[Records about charts and figures]

- - - - - - -

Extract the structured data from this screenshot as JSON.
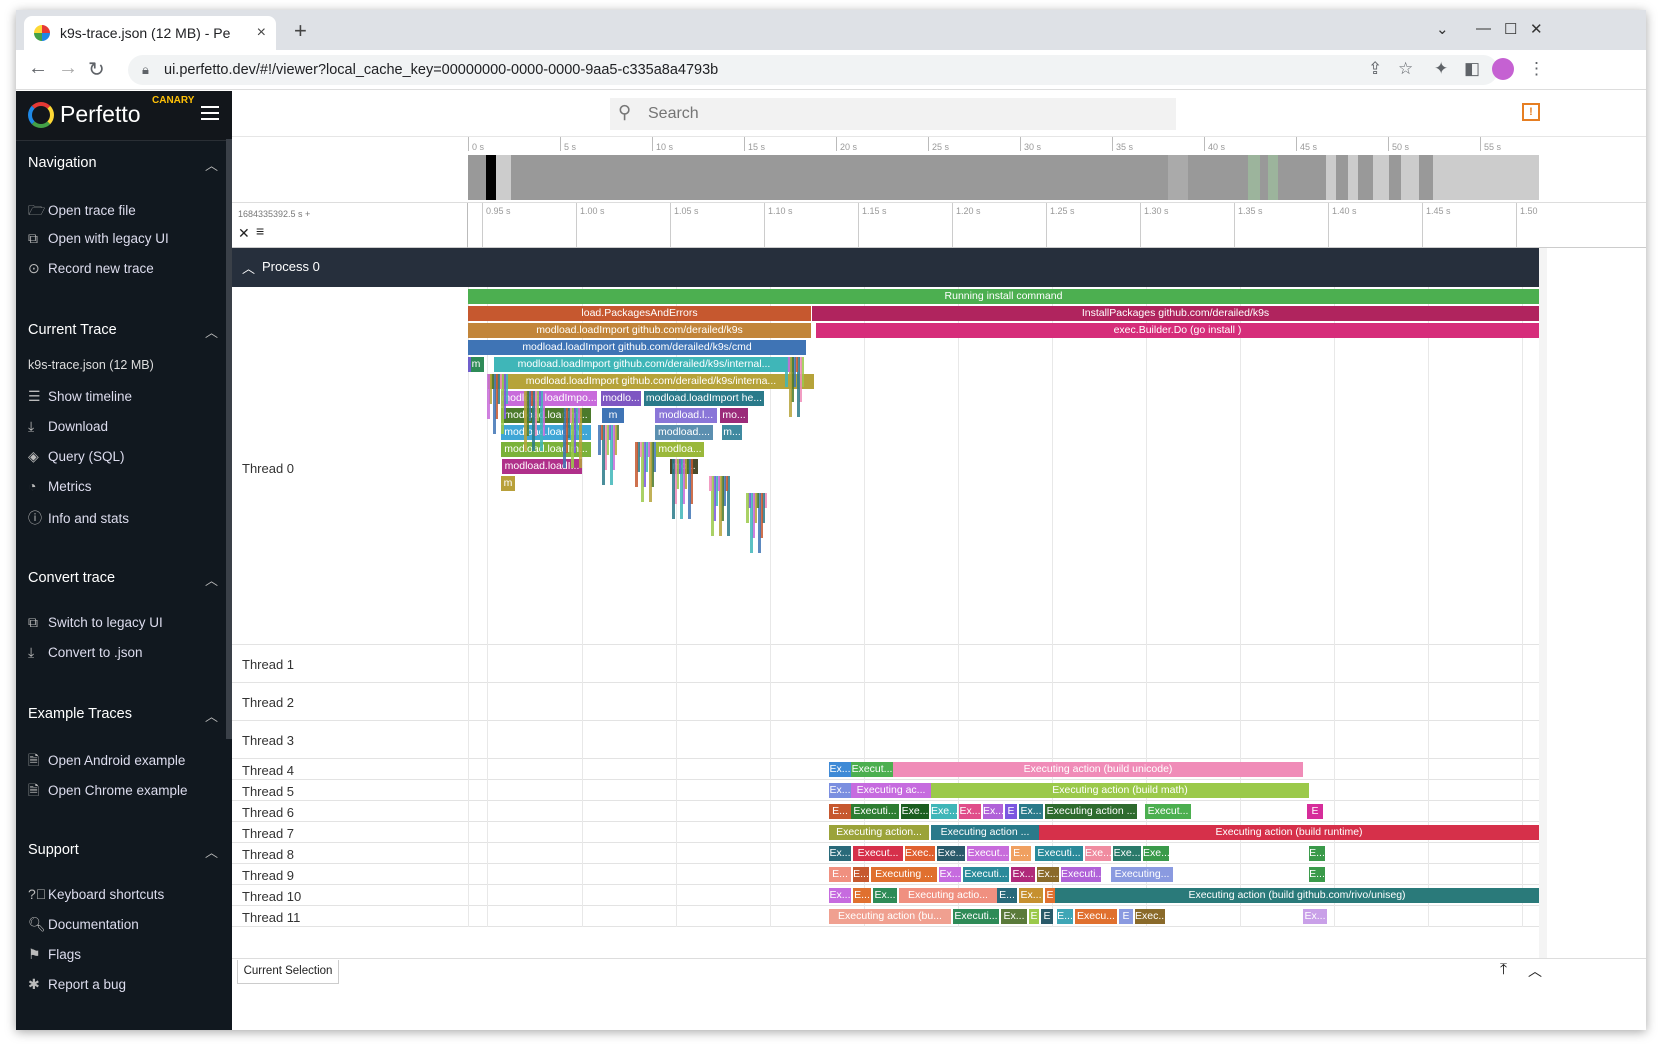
{
  "browser": {
    "tab_title": "k9s-trace.json (12 MB) - Pe",
    "tab_close": "×",
    "new_tab": "+",
    "url": "ui.perfetto.dev/#!/viewer?local_cache_key=00000000-0000-0000-9aa5-c335a8a4793b",
    "icons": [
      "back-icon",
      "forward-icon",
      "reload-icon",
      "lock-icon",
      "share-icon",
      "star-icon",
      "extensions-icon",
      "sidepanel-icon",
      "profile-icon",
      "menu-icon"
    ]
  },
  "app": {
    "name": "Perfetto",
    "badge": "CANARY"
  },
  "sidebar": {
    "sections": [
      {
        "title": "Navigation",
        "items": [
          "Open trace file",
          "Open with legacy UI",
          "Record new trace"
        ]
      },
      {
        "title": "Current Trace",
        "subtitle": "k9s-trace.json (12 MB)",
        "items": [
          "Show timeline",
          "Download",
          "Query (SQL)",
          "Metrics",
          "Info and stats"
        ]
      },
      {
        "title": "Convert trace",
        "items": [
          "Switch to legacy UI",
          "Convert to .json"
        ]
      },
      {
        "title": "Example Traces",
        "items": [
          "Open Android example",
          "Open Chrome example"
        ]
      },
      {
        "title": "Support",
        "items": [
          "Keyboard shortcuts",
          "Documentation",
          "Flags",
          "Report a bug"
        ]
      }
    ]
  },
  "search": {
    "placeholder": "Search"
  },
  "overview": {
    "ticks": [
      "0 s",
      "5 s",
      "10 s",
      "15 s",
      "20 s",
      "25 s",
      "30 s",
      "35 s",
      "40 s",
      "45 s",
      "50 s",
      "55 s"
    ]
  },
  "timeline": {
    "offset_label": "1684335392.5 s +",
    "ticks": [
      "0.95 s",
      "1.00 s",
      "1.05 s",
      "1.10 s",
      "1.15 s",
      "1.20 s",
      "1.25 s",
      "1.30 s",
      "1.35 s",
      "1.40 s",
      "1.45 s",
      "1.50"
    ]
  },
  "process": {
    "label": "Process 0"
  },
  "threads": [
    "Thread 0",
    "Thread 1",
    "Thread 2",
    "Thread 3",
    "Thread 4",
    "Thread 5",
    "Thread 6",
    "Thread 7",
    "Thread 8",
    "Thread 9",
    "Thread 10",
    "Thread 11"
  ],
  "thread0_slices": [
    {
      "text": "Running install command",
      "color": "#4caf50"
    },
    {
      "text": "load.PackagesAndErrors",
      "color": "#c6582f"
    },
    {
      "text": "InstallPackages github.com/derailed/k9s",
      "color": "#b0245e"
    },
    {
      "text": "modload.loadImport github.com/derailed/k9s",
      "color": "#c2853a"
    },
    {
      "text": "exec.Builder.Do (go install )",
      "color": "#d62d7a"
    },
    {
      "text": "modload.loadImport github.com/derailed/k9s/cmd",
      "color": "#3f74b5"
    },
    {
      "text": "m",
      "color": "#2e8b57"
    },
    {
      "text": "modload.loadImport github.com/derailed/k9s/internal...",
      "color": "#3fb6b8"
    },
    {
      "text": "modload.loadImport github.com/derailed/k9s/interna...",
      "color": "#b6a33a"
    },
    {
      "text": "modload.loadImpo...",
      "color": "#c86bdb"
    },
    {
      "text": "modlo...",
      "color": "#7e57c2"
    },
    {
      "text": "modload.loadImport he...",
      "color": "#2a7a8a"
    },
    {
      "text": "modload.loadIm...",
      "color": "#4b7a2b"
    },
    {
      "text": "m",
      "color": "#3f74b5"
    },
    {
      "text": "modload.l...",
      "color": "#8a76d8"
    },
    {
      "text": "mo...",
      "color": "#9b2b7a"
    },
    {
      "text": "modload.loadIm...",
      "color": "#3fa6d6"
    },
    {
      "text": "modload....",
      "color": "#5b8fb0"
    },
    {
      "text": "m...",
      "color": "#3f8aa0"
    },
    {
      "text": "modload.loadIm...",
      "color": "#7ab23a"
    },
    {
      "text": "modloa...",
      "color": "#9ab83a"
    },
    {
      "text": "modload.loadI...",
      "color": "#b0308a"
    },
    {
      "text": "mo...",
      "color": "#4a4a2a"
    },
    {
      "text": "m",
      "color": "#b8a03a"
    }
  ],
  "action_slices": [
    [
      {
        "text": "Ex...",
        "color": "#3f8ad6"
      },
      {
        "text": "Execut...",
        "color": "#4caf50"
      },
      {
        "text": "Executing action (build unicode)",
        "color": "#f08cb8"
      }
    ],
    [
      {
        "text": "Ex...",
        "color": "#7b8fe0"
      },
      {
        "text": "Executing ac...",
        "color": "#c66bdf"
      },
      {
        "text": "Executing action (build math)",
        "color": "#9bc94a"
      }
    ],
    [
      {
        "text": "E...",
        "color": "#c6582f"
      },
      {
        "text": "Executi...",
        "color": "#2e7d32"
      },
      {
        "text": "Exe...",
        "color": "#1b5e20"
      },
      {
        "text": "Exe...",
        "color": "#3fb6b8"
      },
      {
        "text": "Ex...",
        "color": "#e04d8a"
      },
      {
        "text": "Ex...",
        "color": "#b062d8"
      },
      {
        "text": "E",
        "color": "#7b57e0"
      },
      {
        "text": "Ex...",
        "color": "#2a7a8a"
      },
      {
        "text": "Executing action ...",
        "color": "#2e6b2e"
      },
      {
        "text": "Execut...",
        "color": "#4caf50"
      },
      {
        "text": "E",
        "color": "#d62d9a"
      }
    ],
    [
      {
        "text": "Executing action...",
        "color": "#9ba33a"
      },
      {
        "text": "Executing action ...",
        "color": "#2a7a8a"
      },
      {
        "text": "Executing action (build runtime)",
        "color": "#d6304a"
      }
    ],
    [
      {
        "text": "Ex...",
        "color": "#2a6a7a"
      },
      {
        "text": "Execut...",
        "color": "#d6304a"
      },
      {
        "text": "Exec...",
        "color": "#e0602f"
      },
      {
        "text": "Exe...",
        "color": "#2a5a6a"
      },
      {
        "text": "Execut...",
        "color": "#c86bdb"
      },
      {
        "text": "E...",
        "color": "#f0a060"
      },
      {
        "text": "Executi...",
        "color": "#2a8a9a"
      },
      {
        "text": "Exe...",
        "color": "#f08ca0"
      },
      {
        "text": "Exe...",
        "color": "#2a7a6a"
      },
      {
        "text": "Exe...",
        "color": "#3a9a4a"
      },
      {
        "text": "E...",
        "color": "#3a9a4a"
      }
    ],
    [
      {
        "text": "E...",
        "color": "#f09080"
      },
      {
        "text": "E...",
        "color": "#c6582f"
      },
      {
        "text": "Executing ...",
        "color": "#e0702f"
      },
      {
        "text": "Ex...",
        "color": "#c66bdf"
      },
      {
        "text": "Executi...",
        "color": "#2a8a9a"
      },
      {
        "text": "Ex...",
        "color": "#b02a7a"
      },
      {
        "text": "Ex...",
        "color": "#8a6a2a"
      },
      {
        "text": "Executi...",
        "color": "#b062d8"
      },
      {
        "text": "Executing...",
        "color": "#8a9ae0"
      },
      {
        "text": "E...",
        "color": "#3a9a4a"
      }
    ],
    [
      {
        "text": "Ex...",
        "color": "#c66bdf"
      },
      {
        "text": "E...",
        "color": "#e0702f"
      },
      {
        "text": "Ex...",
        "color": "#2e8b57"
      },
      {
        "text": "Executing actio...",
        "color": "#f09080"
      },
      {
        "text": "E...",
        "color": "#2a6a7a"
      },
      {
        "text": "Ex...",
        "color": "#c6902f"
      },
      {
        "text": "E",
        "color": "#e0702f"
      },
      {
        "text": "Executing action (build github.com/rivo/uniseg)",
        "color": "#2a7a7a"
      }
    ],
    [
      {
        "text": "Executing action (bu...",
        "color": "#f0a090"
      },
      {
        "text": "Executi...",
        "color": "#2e8b57"
      },
      {
        "text": "Ex...",
        "color": "#5a7a3a"
      },
      {
        "text": "E",
        "color": "#9bc94a"
      },
      {
        "text": "E",
        "color": "#2a5a6a"
      },
      {
        "text": "E...",
        "color": "#3fa6b6"
      },
      {
        "text": "Execu...",
        "color": "#e0702f"
      },
      {
        "text": "E",
        "color": "#8a9ae0"
      },
      {
        "text": "Exec...",
        "color": "#8a6a2a"
      },
      {
        "text": "Ex...",
        "color": "#c9a0e8"
      }
    ]
  ],
  "bottom": {
    "tab": "Current Selection"
  }
}
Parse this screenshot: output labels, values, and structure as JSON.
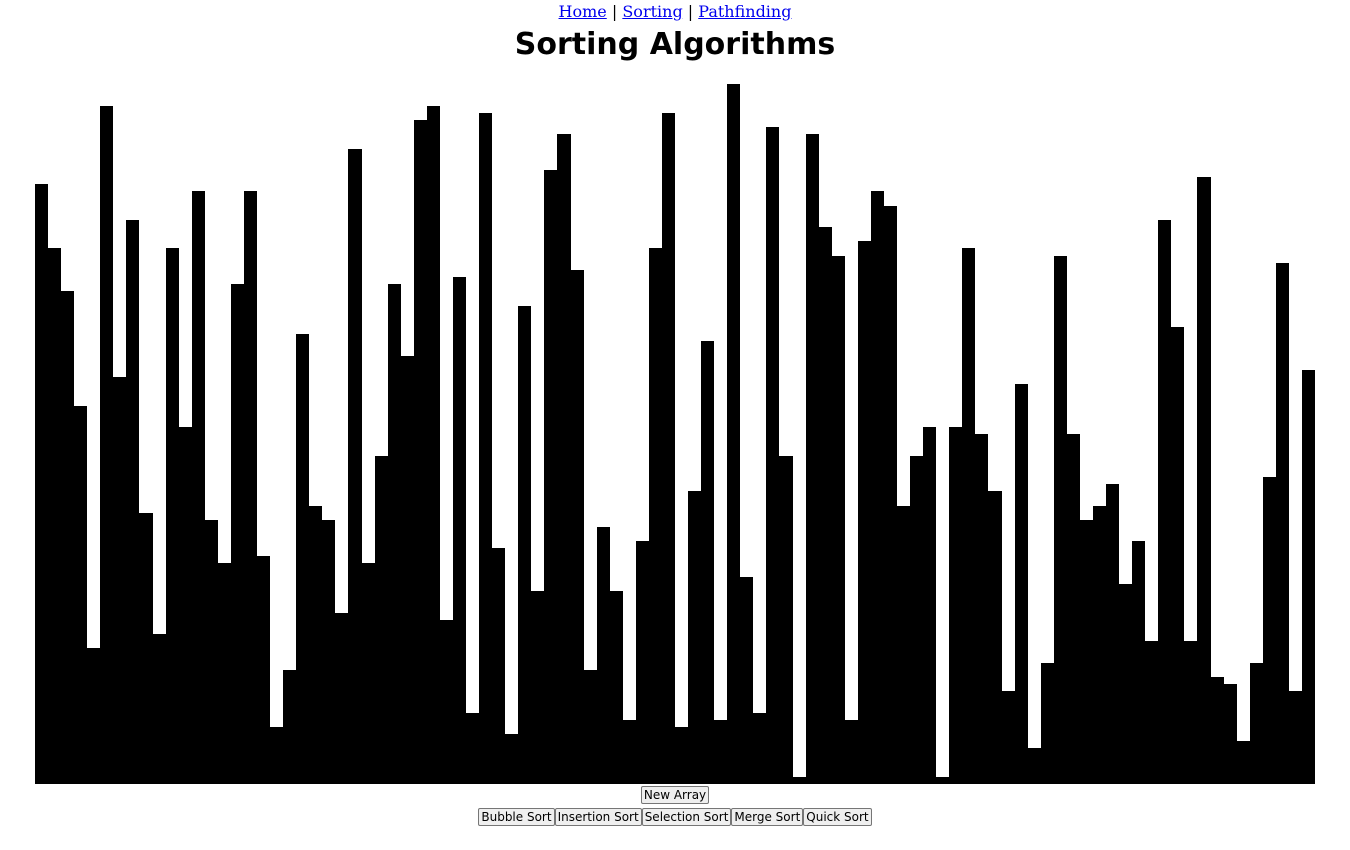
{
  "nav": {
    "home": "Home",
    "sorting": "Sorting",
    "pathfinding": "Pathfinding",
    "separator": "|"
  },
  "title": "Sorting Algorithms",
  "bar_color": "#000000",
  "chart_data": {
    "type": "bar",
    "max_value": 100,
    "values": [
      84,
      75,
      69,
      53,
      19,
      95,
      57,
      79,
      38,
      21,
      75,
      50,
      83,
      37,
      31,
      70,
      83,
      32,
      8,
      16,
      63,
      39,
      37,
      24,
      89,
      31,
      46,
      70,
      60,
      93,
      95,
      23,
      71,
      10,
      94,
      33,
      7,
      67,
      27,
      86,
      91,
      72,
      16,
      36,
      27,
      9,
      34,
      75,
      94,
      8,
      41,
      62,
      9,
      98,
      29,
      10,
      92,
      46,
      1,
      91,
      78,
      74,
      9,
      76,
      83,
      81,
      39,
      46,
      50,
      1,
      50,
      75,
      49,
      41,
      13,
      56,
      5,
      17,
      74,
      49,
      37,
      39,
      42,
      28,
      34,
      20,
      79,
      64,
      20,
      85,
      15,
      14,
      6,
      17,
      43,
      73,
      13,
      58
    ]
  },
  "controls": {
    "new_array": "New Array",
    "bubble_sort": "Bubble Sort",
    "insertion_sort": "Insertion Sort",
    "selection_sort": "Selection Sort",
    "merge_sort": "Merge Sort",
    "quick_sort": "Quick Sort"
  }
}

- - - - - - -

• [WHAT TO DO]
Gather and return every line that holds the string "legacy".

• [REPLY]
          "Open with legacy UI",
          "Switch to legacy UI",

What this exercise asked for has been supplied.